• BRIEF
Wherever the word "çıtır" appears in a line, extract that line.

• SUPPLIED MATERIAL

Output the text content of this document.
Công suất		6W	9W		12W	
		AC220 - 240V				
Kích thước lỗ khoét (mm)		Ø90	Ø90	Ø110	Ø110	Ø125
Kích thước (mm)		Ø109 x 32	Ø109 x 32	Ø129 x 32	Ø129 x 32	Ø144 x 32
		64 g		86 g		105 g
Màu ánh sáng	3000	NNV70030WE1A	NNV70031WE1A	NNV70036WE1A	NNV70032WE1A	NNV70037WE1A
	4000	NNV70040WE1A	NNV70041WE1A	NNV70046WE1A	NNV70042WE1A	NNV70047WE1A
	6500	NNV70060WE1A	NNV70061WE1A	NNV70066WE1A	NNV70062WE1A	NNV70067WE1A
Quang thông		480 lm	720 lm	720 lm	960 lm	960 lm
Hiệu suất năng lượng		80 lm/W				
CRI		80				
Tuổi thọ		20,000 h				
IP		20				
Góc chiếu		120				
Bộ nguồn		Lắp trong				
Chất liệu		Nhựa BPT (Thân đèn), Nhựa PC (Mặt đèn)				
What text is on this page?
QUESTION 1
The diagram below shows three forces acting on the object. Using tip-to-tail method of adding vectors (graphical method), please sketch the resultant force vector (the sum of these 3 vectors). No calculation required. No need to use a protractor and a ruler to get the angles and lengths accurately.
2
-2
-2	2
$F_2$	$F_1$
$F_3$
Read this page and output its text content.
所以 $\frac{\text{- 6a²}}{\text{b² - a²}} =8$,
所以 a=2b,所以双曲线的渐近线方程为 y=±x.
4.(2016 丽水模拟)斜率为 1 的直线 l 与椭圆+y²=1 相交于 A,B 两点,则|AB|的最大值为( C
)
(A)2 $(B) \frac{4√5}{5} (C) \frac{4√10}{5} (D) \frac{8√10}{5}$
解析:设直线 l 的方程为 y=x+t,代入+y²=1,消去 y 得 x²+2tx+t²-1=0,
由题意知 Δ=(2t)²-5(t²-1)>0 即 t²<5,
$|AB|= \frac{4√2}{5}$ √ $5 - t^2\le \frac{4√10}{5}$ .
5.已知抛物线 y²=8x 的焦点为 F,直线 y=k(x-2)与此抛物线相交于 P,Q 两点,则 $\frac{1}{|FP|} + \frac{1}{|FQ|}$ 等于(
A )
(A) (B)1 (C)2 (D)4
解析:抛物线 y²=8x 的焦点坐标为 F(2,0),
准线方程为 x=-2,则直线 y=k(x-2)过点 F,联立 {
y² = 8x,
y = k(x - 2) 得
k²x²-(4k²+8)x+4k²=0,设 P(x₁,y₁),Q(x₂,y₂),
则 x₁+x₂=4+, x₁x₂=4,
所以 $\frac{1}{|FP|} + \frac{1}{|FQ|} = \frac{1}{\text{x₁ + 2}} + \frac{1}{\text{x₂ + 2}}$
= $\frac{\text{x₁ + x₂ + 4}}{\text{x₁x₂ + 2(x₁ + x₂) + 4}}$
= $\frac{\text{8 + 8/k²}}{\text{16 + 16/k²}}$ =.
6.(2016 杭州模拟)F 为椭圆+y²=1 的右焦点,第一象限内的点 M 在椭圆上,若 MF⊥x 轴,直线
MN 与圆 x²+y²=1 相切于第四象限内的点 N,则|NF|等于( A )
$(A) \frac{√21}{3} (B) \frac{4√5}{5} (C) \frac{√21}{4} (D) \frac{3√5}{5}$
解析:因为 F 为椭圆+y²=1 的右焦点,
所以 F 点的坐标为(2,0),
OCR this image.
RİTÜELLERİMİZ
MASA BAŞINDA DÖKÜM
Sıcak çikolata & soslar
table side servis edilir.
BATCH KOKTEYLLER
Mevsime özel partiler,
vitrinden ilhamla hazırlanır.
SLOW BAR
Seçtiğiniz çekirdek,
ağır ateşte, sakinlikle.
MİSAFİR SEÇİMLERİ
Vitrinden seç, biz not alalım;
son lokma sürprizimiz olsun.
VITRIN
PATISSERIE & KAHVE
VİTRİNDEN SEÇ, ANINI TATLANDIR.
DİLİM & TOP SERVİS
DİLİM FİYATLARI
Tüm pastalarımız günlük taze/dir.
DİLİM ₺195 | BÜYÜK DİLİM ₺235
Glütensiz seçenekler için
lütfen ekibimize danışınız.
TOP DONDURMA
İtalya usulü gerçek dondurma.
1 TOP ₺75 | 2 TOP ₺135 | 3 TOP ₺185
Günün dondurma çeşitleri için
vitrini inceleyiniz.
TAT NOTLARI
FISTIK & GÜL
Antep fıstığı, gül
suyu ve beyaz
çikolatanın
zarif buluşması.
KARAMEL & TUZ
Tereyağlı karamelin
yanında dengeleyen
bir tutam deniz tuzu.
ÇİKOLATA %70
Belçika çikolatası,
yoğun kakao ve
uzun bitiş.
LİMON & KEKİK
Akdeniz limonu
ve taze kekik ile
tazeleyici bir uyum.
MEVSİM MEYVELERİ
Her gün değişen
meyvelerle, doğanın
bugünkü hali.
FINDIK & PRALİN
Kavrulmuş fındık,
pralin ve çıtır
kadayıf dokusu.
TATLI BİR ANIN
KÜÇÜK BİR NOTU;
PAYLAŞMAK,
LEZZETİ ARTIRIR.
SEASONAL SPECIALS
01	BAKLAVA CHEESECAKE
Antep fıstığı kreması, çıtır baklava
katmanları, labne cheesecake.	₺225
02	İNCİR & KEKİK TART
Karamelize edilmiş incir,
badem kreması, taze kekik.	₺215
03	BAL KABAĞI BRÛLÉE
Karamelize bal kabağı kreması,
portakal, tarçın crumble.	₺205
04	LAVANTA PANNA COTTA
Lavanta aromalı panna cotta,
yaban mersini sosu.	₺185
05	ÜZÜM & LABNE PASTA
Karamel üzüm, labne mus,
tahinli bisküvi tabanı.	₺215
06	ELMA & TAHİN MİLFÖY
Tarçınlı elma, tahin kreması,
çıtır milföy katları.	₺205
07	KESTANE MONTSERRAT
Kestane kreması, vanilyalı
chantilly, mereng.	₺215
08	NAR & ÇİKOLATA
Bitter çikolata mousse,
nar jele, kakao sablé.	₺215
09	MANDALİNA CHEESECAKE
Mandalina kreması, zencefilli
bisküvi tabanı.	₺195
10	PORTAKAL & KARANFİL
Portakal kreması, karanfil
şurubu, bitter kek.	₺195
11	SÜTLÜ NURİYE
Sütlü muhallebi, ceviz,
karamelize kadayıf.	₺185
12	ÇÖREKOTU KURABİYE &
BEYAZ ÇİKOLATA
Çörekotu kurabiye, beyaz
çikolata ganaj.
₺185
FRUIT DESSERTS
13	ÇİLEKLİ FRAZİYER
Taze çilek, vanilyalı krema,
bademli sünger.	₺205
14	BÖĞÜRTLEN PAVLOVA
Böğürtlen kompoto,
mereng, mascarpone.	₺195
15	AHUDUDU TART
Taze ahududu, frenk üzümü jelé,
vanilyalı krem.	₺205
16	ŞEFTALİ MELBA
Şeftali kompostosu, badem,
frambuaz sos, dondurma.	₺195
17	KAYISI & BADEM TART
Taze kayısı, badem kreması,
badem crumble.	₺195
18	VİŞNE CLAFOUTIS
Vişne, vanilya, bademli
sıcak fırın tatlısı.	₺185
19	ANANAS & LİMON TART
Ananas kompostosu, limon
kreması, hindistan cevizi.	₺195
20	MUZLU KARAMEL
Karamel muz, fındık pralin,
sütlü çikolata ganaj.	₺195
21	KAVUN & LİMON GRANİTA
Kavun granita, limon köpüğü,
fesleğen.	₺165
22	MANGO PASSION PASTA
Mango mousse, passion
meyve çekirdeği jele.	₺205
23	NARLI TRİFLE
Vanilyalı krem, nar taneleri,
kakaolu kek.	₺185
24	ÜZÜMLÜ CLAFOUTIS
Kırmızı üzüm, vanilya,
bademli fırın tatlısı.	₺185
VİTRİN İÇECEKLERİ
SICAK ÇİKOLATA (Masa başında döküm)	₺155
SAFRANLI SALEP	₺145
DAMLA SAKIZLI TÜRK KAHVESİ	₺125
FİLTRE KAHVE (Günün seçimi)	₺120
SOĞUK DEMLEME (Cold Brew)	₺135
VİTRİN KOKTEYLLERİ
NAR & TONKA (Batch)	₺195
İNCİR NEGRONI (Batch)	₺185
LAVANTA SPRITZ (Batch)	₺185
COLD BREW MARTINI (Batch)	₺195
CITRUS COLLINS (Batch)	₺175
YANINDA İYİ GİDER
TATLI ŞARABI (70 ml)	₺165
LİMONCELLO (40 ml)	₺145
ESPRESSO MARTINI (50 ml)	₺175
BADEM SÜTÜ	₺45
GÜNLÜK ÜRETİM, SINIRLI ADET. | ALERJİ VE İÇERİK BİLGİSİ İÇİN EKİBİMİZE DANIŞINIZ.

• RESPONSE BELOW
pralin ve çıtır
Antep fıstığı kreması, çıtır baklava
çıtır milföy katları.	₺205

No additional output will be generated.